## Objective
Reproduce the listing below verbatim.

Collected data
|---|

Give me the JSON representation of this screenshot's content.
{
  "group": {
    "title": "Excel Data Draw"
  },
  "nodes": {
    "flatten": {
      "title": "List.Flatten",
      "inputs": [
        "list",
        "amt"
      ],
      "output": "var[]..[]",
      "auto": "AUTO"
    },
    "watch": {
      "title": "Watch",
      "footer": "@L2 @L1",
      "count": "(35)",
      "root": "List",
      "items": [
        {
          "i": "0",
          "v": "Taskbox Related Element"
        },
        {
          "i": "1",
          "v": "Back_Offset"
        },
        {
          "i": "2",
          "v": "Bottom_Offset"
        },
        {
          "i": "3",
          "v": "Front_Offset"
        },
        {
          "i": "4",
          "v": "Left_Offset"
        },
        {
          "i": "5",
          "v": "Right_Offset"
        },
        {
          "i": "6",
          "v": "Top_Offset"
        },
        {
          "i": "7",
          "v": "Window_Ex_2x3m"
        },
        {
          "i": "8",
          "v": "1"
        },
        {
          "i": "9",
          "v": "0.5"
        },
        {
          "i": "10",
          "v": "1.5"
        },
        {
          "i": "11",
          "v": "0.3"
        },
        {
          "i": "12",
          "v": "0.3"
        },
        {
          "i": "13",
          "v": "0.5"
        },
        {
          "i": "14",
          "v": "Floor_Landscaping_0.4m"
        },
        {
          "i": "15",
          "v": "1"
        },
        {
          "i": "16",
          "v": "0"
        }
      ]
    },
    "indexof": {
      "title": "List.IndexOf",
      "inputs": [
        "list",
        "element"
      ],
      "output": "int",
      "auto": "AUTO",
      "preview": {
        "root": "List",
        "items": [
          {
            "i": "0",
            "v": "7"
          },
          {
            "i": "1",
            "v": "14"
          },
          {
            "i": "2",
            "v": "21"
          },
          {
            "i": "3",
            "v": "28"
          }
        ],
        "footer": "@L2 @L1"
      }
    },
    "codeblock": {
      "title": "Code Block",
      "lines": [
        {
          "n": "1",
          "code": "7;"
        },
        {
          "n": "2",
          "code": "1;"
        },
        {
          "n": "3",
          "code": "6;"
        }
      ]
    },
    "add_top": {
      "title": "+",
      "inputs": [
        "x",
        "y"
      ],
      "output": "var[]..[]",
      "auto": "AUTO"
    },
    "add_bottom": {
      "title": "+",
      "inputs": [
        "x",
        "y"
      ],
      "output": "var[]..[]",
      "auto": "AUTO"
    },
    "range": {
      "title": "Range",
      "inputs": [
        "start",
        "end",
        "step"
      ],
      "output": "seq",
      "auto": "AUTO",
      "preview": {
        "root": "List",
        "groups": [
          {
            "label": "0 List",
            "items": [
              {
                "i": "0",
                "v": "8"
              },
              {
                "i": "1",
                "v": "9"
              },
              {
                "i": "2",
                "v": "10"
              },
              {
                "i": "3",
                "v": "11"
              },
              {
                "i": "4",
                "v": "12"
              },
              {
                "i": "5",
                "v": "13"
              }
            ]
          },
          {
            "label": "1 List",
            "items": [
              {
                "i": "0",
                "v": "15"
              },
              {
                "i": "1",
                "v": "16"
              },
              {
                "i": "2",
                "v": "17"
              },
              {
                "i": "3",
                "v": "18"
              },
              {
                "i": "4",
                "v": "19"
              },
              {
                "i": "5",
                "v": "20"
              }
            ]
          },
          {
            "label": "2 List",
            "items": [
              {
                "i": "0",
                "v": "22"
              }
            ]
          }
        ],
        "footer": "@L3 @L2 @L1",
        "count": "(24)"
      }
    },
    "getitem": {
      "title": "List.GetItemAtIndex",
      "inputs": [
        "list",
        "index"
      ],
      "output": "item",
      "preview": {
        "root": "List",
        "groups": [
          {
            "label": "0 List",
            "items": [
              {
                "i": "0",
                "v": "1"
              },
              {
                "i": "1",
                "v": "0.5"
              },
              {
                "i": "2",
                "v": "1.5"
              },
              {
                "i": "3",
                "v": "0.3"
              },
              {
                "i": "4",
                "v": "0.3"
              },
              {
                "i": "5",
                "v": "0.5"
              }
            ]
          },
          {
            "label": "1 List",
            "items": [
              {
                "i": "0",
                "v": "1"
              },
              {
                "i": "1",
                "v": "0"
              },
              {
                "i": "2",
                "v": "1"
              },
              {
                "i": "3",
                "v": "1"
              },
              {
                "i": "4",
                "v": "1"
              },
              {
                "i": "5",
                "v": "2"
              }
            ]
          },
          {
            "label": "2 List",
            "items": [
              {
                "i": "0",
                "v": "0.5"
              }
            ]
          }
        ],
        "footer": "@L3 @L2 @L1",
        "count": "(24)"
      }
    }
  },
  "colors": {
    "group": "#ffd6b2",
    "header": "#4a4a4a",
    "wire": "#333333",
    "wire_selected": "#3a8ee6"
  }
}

|---|

## Task response
Give me the JSON representation of this screenshot's content.
{
  "group": {
    "title": "Excel Data Draw"
  },
  "nodes": {
    "flatten": {
      "title": "List.Flatten",
      "inputs": [
        "list",
        "amt"
      ],
      "output": "var[]..[]",
      "auto": "AUTO"
    },
    "watch": {
      "title": "Watch",
      "footer": "@L2 @L1",
      "count": "(35)",
      "root": "List",
      "items": [
        {
          "i": "0",
          "v": "Taskbox Related Element"
        },
        {
          "i": "1",
          "v": "Back_Offset"
        },
        {
          "i": "2",
          "v": "Bottom_Offset"
        },
        {
          "i": "3",
          "v": "Front_Offset"
        },
        {
          "i": "4",
          "v": "Left_Offset"
        },
        {
          "i": "5",
          "v": "Right_Offset"
        },
        {
          "i": "6",
          "v": "Top_Offset"
        },
        {
          "i": "7",
          "v": "Window_Ex_2x3m"
        },
        {
          "i": "8",
          "v": "1"
        },
        {
          "i": "9",
          "v": "0.5"
        },
        {
          "i": "10",
          "v": "1.5"
        },
        {
          "i": "11",
          "v": "0.3"
        },
        {
          "i": "12",
          "v": "0.3"
        },
        {
          "i": "13",
          "v": "0.5"
        },
        {
          "i": "14",
          "v": "Floor_Landscaping_0.4m"
        },
        {
          "i": "15",
          "v": "1"
        },
        {
          "i": "16",
          "v": "0"
        }
      ]
    },
    "indexof": {
      "title": "List.IndexOf",
      "inputs": [
        "list",
        "element"
      ],
      "output": "int",
      "auto": "AUTO",
      "preview": {
        "root": "List",
        "items": [
          {
            "i": "0",
            "v": "7"
          },
          {
            "i": "1",
            "v": "14"
          },
          {
            "i": "2",
            "v": "21"
          },
          {
            "i": "3",
            "v": "28"
          }
        ],
        "footer": "@L2 @L1"
      }
    },
    "codeblock": {
      "title": "Code Block",
      "lines": [
        {
          "n": "1",
          "code": "7;"
        },
        {
          "n": "2",
          "code": "1;"
        },
        {
          "n": "3",
          "code": "6;"
        }
      ]
    },
    "add_top": {
      "title": "+",
      "inputs": [
        "x",
        "y"
      ],
      "output": "var[]..[]",
      "auto": "AUTO"
    },
    "add_bottom": {
      "title": "+",
      "inputs": [
        "x",
        "y"
      ],
      "output": "var[]..[]",
      "auto": "AUTO"
    },
    "range": {
      "title": "Range",
      "inputs": [
        "start",
        "end",
        "step"
      ],
      "output": "seq",
      "auto": "AUTO",
      "preview": {
        "root": "List",
        "groups": [
          {
            "label": "0 List",
            "items": [
              {
                "i": "0",
                "v": "8"
              },
              {
                "i": "1",
                "v": "9"
              },
              {
                "i": "2",
                "v": "10"
              },
              {
                "i": "3",
                "v": "11"
              },
              {
                "i": "4",
                "v": "12"
              },
              {
                "i": "5",
                "v": "13"
              }
            ]
          },
          {
            "label": "1 List",
            "items": [
              {
                "i": "0",
                "v": "15"
              },
              {
                "i": "1",
                "v": "16"
              },
              {
                "i": "2",
                "v": "17"
              },
              {
                "i": "3",
                "v": "18"
              },
              {
                "i": "4",
                "v": "19"
              },
              {
                "i": "5",
                "v": "20"
              }
            ]
          },
          {
            "label": "2 List",
            "items": [
              {
                "i": "0",
                "v": "22"
              }
            ]
          }
        ],
        "footer": "@L3 @L2 @L1",
        "count": "(24)"
      }
    },
    "getitem": {
      "title": "List.GetItemAtIndex",
      "inputs": [
        "list",
        "index"
      ],
      "output": "item",
      "preview": {
        "root": "List",
        "groups": [
          {
            "label": "0 List",
            "items": [
              {
                "i": "0",
                "v": "1"
              },
              {
                "i": "1",
                "v": "0.5"
              },
              {
                "i": "2",
                "v": "1.5"
              },
              {
                "i": "3",
                "v": "0.3"
              },
              {
                "i": "4",
                "v": "0.3"
              },
              {
                "i": "5",
                "v": "0.5"
              }
            ]
          },
          {
            "label": "1 List",
            "items": [
              {
                "i": "0",
                "v": "1"
              },
              {
                "i": "1",
                "v": "0"
              },
              {
                "i": "2",
                "v": "1"
              },
              {
                "i": "3",
                "v": "1"
              },
              {
                "i": "4",
                "v": "1"
              },
              {
                "i": "5",
                "v": "2"
              }
            ]
          },
          {
            "label": "2 List",
            "items": [
              {
                "i": "0",
                "v": "0.5"
              }
            ]
          }
        ],
        "footer": "@L3 @L2 @L1",
        "count": "(24)"
      }
    }
  },
  "colors": {
    "group": "#ffd6b2",
    "header": "#4a4a4a",
    "wire": "#333333",
    "wire_selected": "#3a8ee6"
  }
}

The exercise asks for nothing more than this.